All the records that follow need to be reproduced exactly. Omit the images.

##### Task data #####

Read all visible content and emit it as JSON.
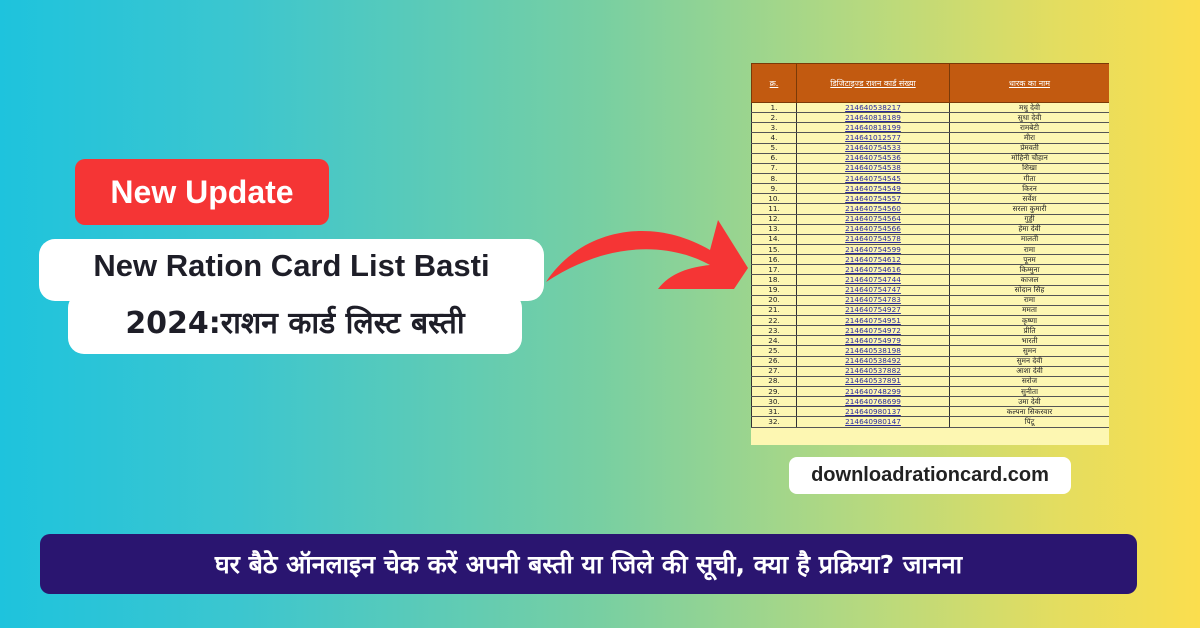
{
  "badge": {
    "label": "New Update",
    "color": "#f53535"
  },
  "title": {
    "line1": "New Ration Card List Basti",
    "line2": "2024:राशन कार्ड लिस्ट बस्ती"
  },
  "arrow": {
    "icon": "curved-arrow-right",
    "color": "#f53535"
  },
  "table": {
    "headers": [
      "क्र.",
      "डिजिटाइज्ड राशन कार्ड संख्या",
      "धारक का नाम"
    ],
    "header_color": "#c25a10",
    "row_color": "#fdf7b2",
    "rows": [
      [
        "1.",
        "214640538217",
        "मधु देवी"
      ],
      [
        "2.",
        "214640818189",
        "सुधा देवी"
      ],
      [
        "3.",
        "214640818199",
        "रामबेटी"
      ],
      [
        "4.",
        "214641012577",
        "मीरा"
      ],
      [
        "5.",
        "214640754533",
        "प्रेमवती"
      ],
      [
        "6.",
        "214640754536",
        "मोहिनी चौहान"
      ],
      [
        "7.",
        "214640754538",
        "शिखा"
      ],
      [
        "8.",
        "214640754545",
        "गीता"
      ],
      [
        "9.",
        "214640754549",
        "किरन"
      ],
      [
        "10.",
        "214640754557",
        "सर्वेश"
      ],
      [
        "11.",
        "214640754560",
        "सरला कुमारी"
      ],
      [
        "12.",
        "214640754564",
        "गुड्डी"
      ],
      [
        "13.",
        "214640754566",
        "हेमा देवी"
      ],
      [
        "14.",
        "214640754578",
        "मालती"
      ],
      [
        "15.",
        "214640754599",
        "रामा"
      ],
      [
        "16.",
        "214640754612",
        "पूनम"
      ],
      [
        "17.",
        "214640754616",
        "किम्मुना"
      ],
      [
        "18.",
        "214640754744",
        "काजल"
      ],
      [
        "19.",
        "214640754747",
        "सोदान सिंह"
      ],
      [
        "20.",
        "214640754783",
        "रामा"
      ],
      [
        "21.",
        "214640754927",
        "ममता"
      ],
      [
        "22.",
        "214640754951",
        "कृष्णा"
      ],
      [
        "23.",
        "214640754972",
        "प्रीति"
      ],
      [
        "24.",
        "214640754979",
        "भारती"
      ],
      [
        "25.",
        "214640538198",
        "सुमन"
      ],
      [
        "26.",
        "214640538492",
        "सुमन देवी"
      ],
      [
        "27.",
        "214640537882",
        "आशा देवी"
      ],
      [
        "28.",
        "214640537891",
        "सरोज"
      ],
      [
        "29.",
        "214640748299",
        "सुनीता"
      ],
      [
        "30.",
        "214640768699",
        "उमा देवी"
      ],
      [
        "31.",
        "214640980137",
        "कल्पना सिकरवार"
      ],
      [
        "32.",
        "214640980147",
        "पिंटू"
      ]
    ]
  },
  "site": {
    "label": "downloadrationcard.com"
  },
  "bottom_banner": {
    "text": "घर बैठे ऑनलाइन चेक करें अपनी बस्ती या जिले की सूची, क्या है प्रक्रिया? जानना",
    "color": "#2a1570"
  }
}
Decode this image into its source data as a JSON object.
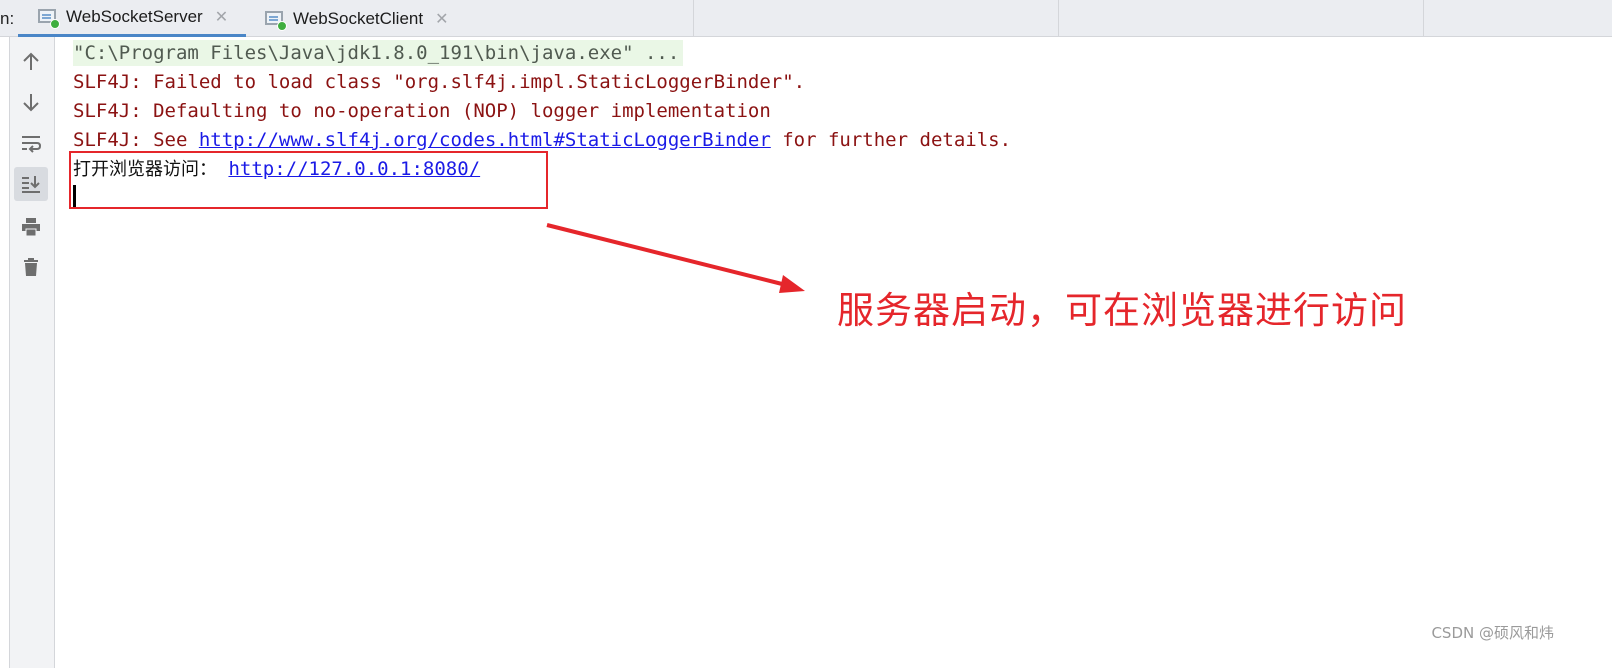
{
  "run_panel": {
    "prefix": "n:",
    "tabs": [
      {
        "label": "WebSocketServer",
        "icon": "run-config-icon",
        "active": true
      },
      {
        "label": "WebSocketClient",
        "icon": "run-config-icon",
        "active": false
      }
    ],
    "close_glyph": "✕"
  },
  "toolbar": {
    "buttons": [
      {
        "icon": "up-arrow-icon",
        "selected": false
      },
      {
        "icon": "down-arrow-icon",
        "selected": false
      },
      {
        "icon": "soft-wrap-icon",
        "selected": false
      },
      {
        "icon": "scroll-to-end-icon",
        "selected": true
      },
      {
        "icon": "print-icon",
        "selected": false
      },
      {
        "icon": "trash-icon",
        "selected": false
      }
    ]
  },
  "console": {
    "command": "\"C:\\Program Files\\Java\\jdk1.8.0_191\\bin\\java.exe\" ...",
    "lines": [
      "SLF4J: Failed to load class \"org.slf4j.impl.StaticLoggerBinder\".",
      "SLF4J: Defaulting to no-operation (NOP) logger implementation"
    ],
    "see_prefix": "SLF4J: See ",
    "see_link": "http://www.slf4j.org/codes.html#StaticLoggerBinder",
    "see_suffix": " for further details.",
    "open_prefix": "打开浏览器访问：",
    "open_link": "http://127.0.0.1:8080/"
  },
  "annotation": {
    "text": "服务器启动，可在浏览器进行访问",
    "color": "#e5262b"
  },
  "watermark": "CSDN @硕风和炜",
  "colors": {
    "error_text": "#8b1212",
    "link": "#1a1ae6",
    "active_tab_underline": "#4a86c7"
  }
}
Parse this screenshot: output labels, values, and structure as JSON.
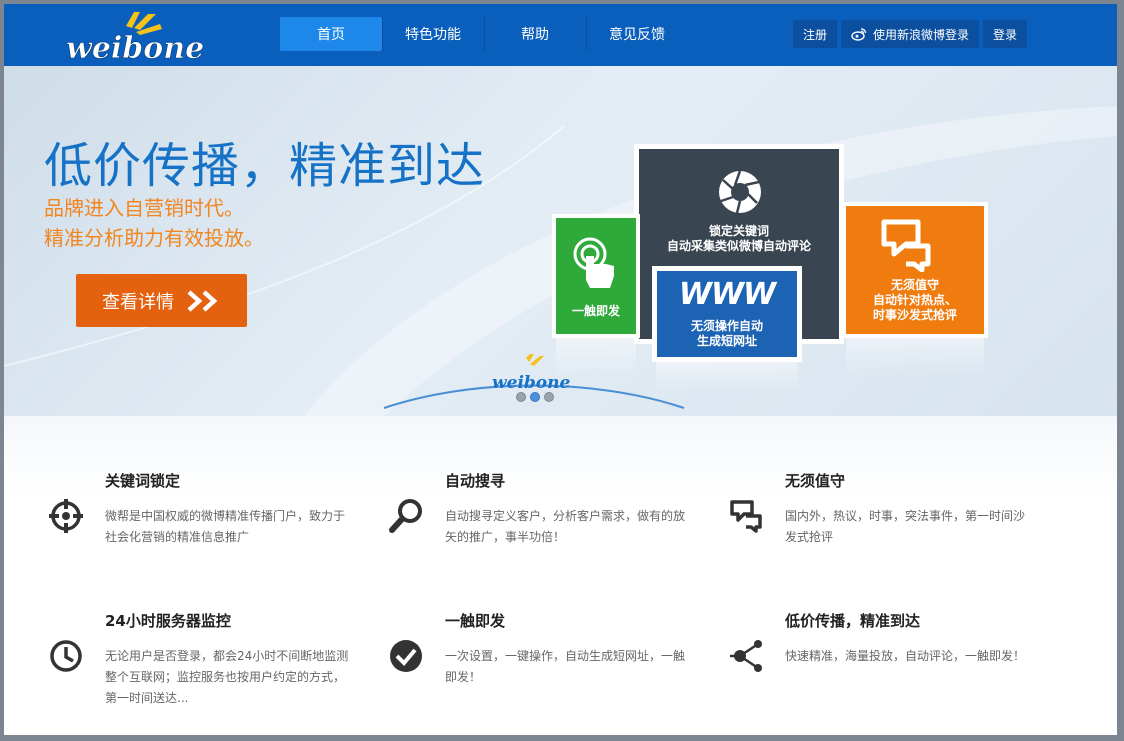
{
  "header": {
    "logo_text": "weibone",
    "nav": [
      {
        "label": "首页",
        "active": true
      },
      {
        "label": "特色功能",
        "active": false
      },
      {
        "label": "帮助",
        "active": false
      },
      {
        "label": "意见反馈",
        "active": false
      }
    ],
    "register_label": "注册",
    "weibo_login_label": "使用新浪微博登录",
    "login_label": "登录"
  },
  "banner": {
    "headline": "低价传播，精准到达",
    "subline1": "品牌进入自营销时代。",
    "subline2": "精准分析助力有效投放。",
    "cta_label": "查看详情",
    "tiles": {
      "green": "一触即发",
      "dark_line1": "锁定关键词",
      "dark_line2": "自动采集类似微博自动评论",
      "orange_line1": "无须值守",
      "orange_line2": "自动针对热点、",
      "orange_line3": "时事沙发式抢评",
      "blue_line1": "无须操作自动",
      "blue_line2": "生成短网址",
      "www": "WWW"
    },
    "small_logo_text": "weibone",
    "slides": 3,
    "active_slide": 2
  },
  "features": [
    {
      "title": "关键词锁定",
      "desc": "微帮是中国权威的微博精准传播门户，致力于社会化营销的精准信息推广",
      "icon": "target-icon"
    },
    {
      "title": "自动搜寻",
      "desc": "自动搜寻定义客户，分析客户需求，做有的放矢的推广，事半功倍！",
      "icon": "magnifier-icon"
    },
    {
      "title": "无须值守",
      "desc": "国内外，热议，时事，突法事件，第一时间沙发式抢评",
      "icon": "speech-bubble-icon"
    },
    {
      "title": "24小时服务器监控",
      "desc": "无论用户是否登录，都会24小时不间断地监测整个互联网；监控服务也按用户约定的方式，第一时间送达...",
      "icon": "clock-icon"
    },
    {
      "title": "一触即发",
      "desc": "一次设置，一键操作，自动生成短网址，一触即发！",
      "icon": "check-circle-icon"
    },
    {
      "title": "低价传播，精准到达",
      "desc": "快速精准，海量投放，自动评论，一触即发！",
      "icon": "share-icon"
    }
  ],
  "colors": {
    "header_bg": "#0a5fbd",
    "nav_active": "#1e88ea",
    "headline": "#1572c6",
    "subline": "#f2851e",
    "cta": "#e3610f"
  }
}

#####

_Finished exercise_
Read all visible content and emit it as JSON.
{
  "badge": {
    "label": "New Update",
    "color": "#f53535"
  },
  "title": {
    "line1": "New Ration Card List Basti",
    "line2": "2024:राशन कार्ड लिस्ट बस्ती"
  },
  "arrow": {
    "icon": "curved-arrow-right",
    "color": "#f53535"
  },
  "table": {
    "headers": [
      "क्र.",
      "डिजिटाइज्ड राशन कार्ड संख्या",
      "धारक का नाम"
    ],
    "header_color": "#c25a10",
    "row_color": "#fdf7b2",
    "rows": [
      [
        "1.",
        "214640538217",
        "मधु देवी"
      ],
      [
        "2.",
        "214640818189",
        "सुधा देवी"
      ],
      [
        "3.",
        "214640818199",
        "रामबेटी"
      ],
      [
        "4.",
        "214641012577",
        "मीरा"
      ],
      [
        "5.",
        "214640754533",
        "प्रेमवती"
      ],
      [
        "6.",
        "214640754536",
        "मोहिनी चौहान"
      ],
      [
        "7.",
        "214640754538",
        "शिखा"
      ],
      [
        "8.",
        "214640754545",
        "गीता"
      ],
      [
        "9.",
        "214640754549",
        "किरन"
      ],
      [
        "10.",
        "214640754557",
        "सर्वेश"
      ],
      [
        "11.",
        "214640754560",
        "सरला कुमारी"
      ],
      [
        "12.",
        "214640754564",
        "गुड्डी"
      ],
      [
        "13.",
        "214640754566",
        "हेमा देवी"
      ],
      [
        "14.",
        "214640754578",
        "मालती"
      ],
      [
        "15.",
        "214640754599",
        "रामा"
      ],
      [
        "16.",
        "214640754612",
        "पूनम"
      ],
      [
        "17.",
        "214640754616",
        "किम्मुना"
      ],
      [
        "18.",
        "214640754744",
        "काजल"
      ],
      [
        "19.",
        "214640754747",
        "सोदान सिंह"
      ],
      [
        "20.",
        "214640754783",
        "रामा"
      ],
      [
        "21.",
        "214640754927",
        "ममता"
      ],
      [
        "22.",
        "214640754951",
        "कृष्णा"
      ],
      [
        "23.",
        "214640754972",
        "प्रीति"
      ],
      [
        "24.",
        "214640754979",
        "भारती"
      ],
      [
        "25.",
        "214640538198",
        "सुमन"
      ],
      [
        "26.",
        "214640538492",
        "सुमन देवी"
      ],
      [
        "27.",
        "214640537882",
        "आशा देवी"
      ],
      [
        "28.",
        "214640537891",
        "सरोज"
      ],
      [
        "29.",
        "214640748299",
        "सुनीता"
      ],
      [
        "30.",
        "214640768699",
        "उमा देवी"
      ],
      [
        "31.",
        "214640980137",
        "कल्पना सिकरवार"
      ],
      [
        "32.",
        "214640980147",
        "पिंटू"
      ]
    ]
  },
  "site": {
    "label": "downloadrationcard.com"
  },
  "bottom_banner": {
    "text": "घर बैठे ऑनलाइन चेक करें अपनी बस्ती या जिले की सूची, क्या है प्रक्रिया? जानना",
    "color": "#2a1570"
  }
}
Decode this image into its source data as a JSON object.
{
  "run_panel": {
    "prefix": "n:",
    "tabs": [
      {
        "label": "WebSocketServer",
        "icon": "run-config-icon",
        "active": true
      },
      {
        "label": "WebSocketClient",
        "icon": "run-config-icon",
        "active": false
      }
    ],
    "close_glyph": "✕"
  },
  "toolbar": {
    "buttons": [
      {
        "icon": "up-arrow-icon",
        "selected": false
      },
      {
        "icon": "down-arrow-icon",
        "selected": false
      },
      {
        "icon": "soft-wrap-icon",
        "selected": false
      },
      {
        "icon": "scroll-to-end-icon",
        "selected": true
      },
      {
        "icon": "print-icon",
        "selected": false
      },
      {
        "icon": "trash-icon",
        "selected": false
      }
    ]
  },
  "console": {
    "command": "\"C:\\Program Files\\Java\\jdk1.8.0_191\\bin\\java.exe\" ...",
    "lines": [
      "SLF4J: Failed to load class \"org.slf4j.impl.StaticLoggerBinder\".",
      "SLF4J: Defaulting to no-operation (NOP) logger implementation"
    ],
    "see_prefix": "SLF4J: See ",
    "see_link": "http://www.slf4j.org/codes.html#StaticLoggerBinder",
    "see_suffix": " for further details.",
    "open_prefix": "打开浏览器访问：",
    "open_link": "http://127.0.0.1:8080/"
  },
  "annotation": {
    "text": "服务器启动，可在浏览器进行访问",
    "color": "#e5262b"
  },
  "watermark": "CSDN @硕风和炜",
  "colors": {
    "error_text": "#8b1212",
    "link": "#1a1ae6",
    "active_tab_underline": "#4a86c7"
  }
}
Parse this screenshot: output labels, values, and structure as JSON.
{
  "header": {
    "logo_text": "weibone",
    "nav": [
      {
        "label": "首页",
        "active": true
      },
      {
        "label": "特色功能",
        "active": false
      },
      {
        "label": "帮助",
        "active": false
      },
      {
        "label": "意见反馈",
        "active": false
      }
    ],
    "register_label": "注册",
    "weibo_login_label": "使用新浪微博登录",
    "login_label": "登录"
  },
  "banner": {
    "headline": "低价传播，精准到达",
    "subline1": "品牌进入自营销时代。",
    "subline2": "精准分析助力有效投放。",
    "cta_label": "查看详情",
    "tiles": {
      "green": "一触即发",
      "dark_line1": "锁定关键词",
      "dark_line2": "自动采集类似微博自动评论",
      "orange_line1": "无须值守",
      "orange_line2": "自动针对热点、",
      "orange_line3": "时事沙发式抢评",
      "blue_line1": "无须操作自动",
      "blue_line2": "生成短网址",
      "www": "WWW"
    },
    "small_logo_text": "weibone",
    "slides": 3,
    "active_slide": 2
  },
  "features": [
    {
      "title": "关键词锁定",
      "desc": "微帮是中国权威的微博精准传播门户，致力于社会化营销的精准信息推广",
      "icon": "target-icon"
    },
    {
      "title": "自动搜寻",
      "desc": "自动搜寻定义客户，分析客户需求，做有的放矢的推广，事半功倍！",
      "icon": "magnifier-icon"
    },
    {
      "title": "无须值守",
      "desc": "国内外，热议，时事，突法事件，第一时间沙发式抢评",
      "icon": "speech-bubble-icon"
    },
    {
      "title": "24小时服务器监控",
      "desc": "无论用户是否登录，都会24小时不间断地监测整个互联网；监控服务也按用户约定的方式，第一时间送达...",
      "icon": "clock-icon"
    },
    {
      "title": "一触即发",
      "desc": "一次设置，一键操作，自动生成短网址，一触即发！",
      "icon": "check-circle-icon"
    },
    {
      "title": "低价传播，精准到达",
      "desc": "快速精准，海量投放，自动评论，一触即发！",
      "icon": "share-icon"
    }
  ],
  "colors": {
    "header_bg": "#0a5fbd",
    "nav_active": "#1e88ea",
    "headline": "#1572c6",
    "subline": "#f2851e",
    "cta": "#e3610f"
  }
}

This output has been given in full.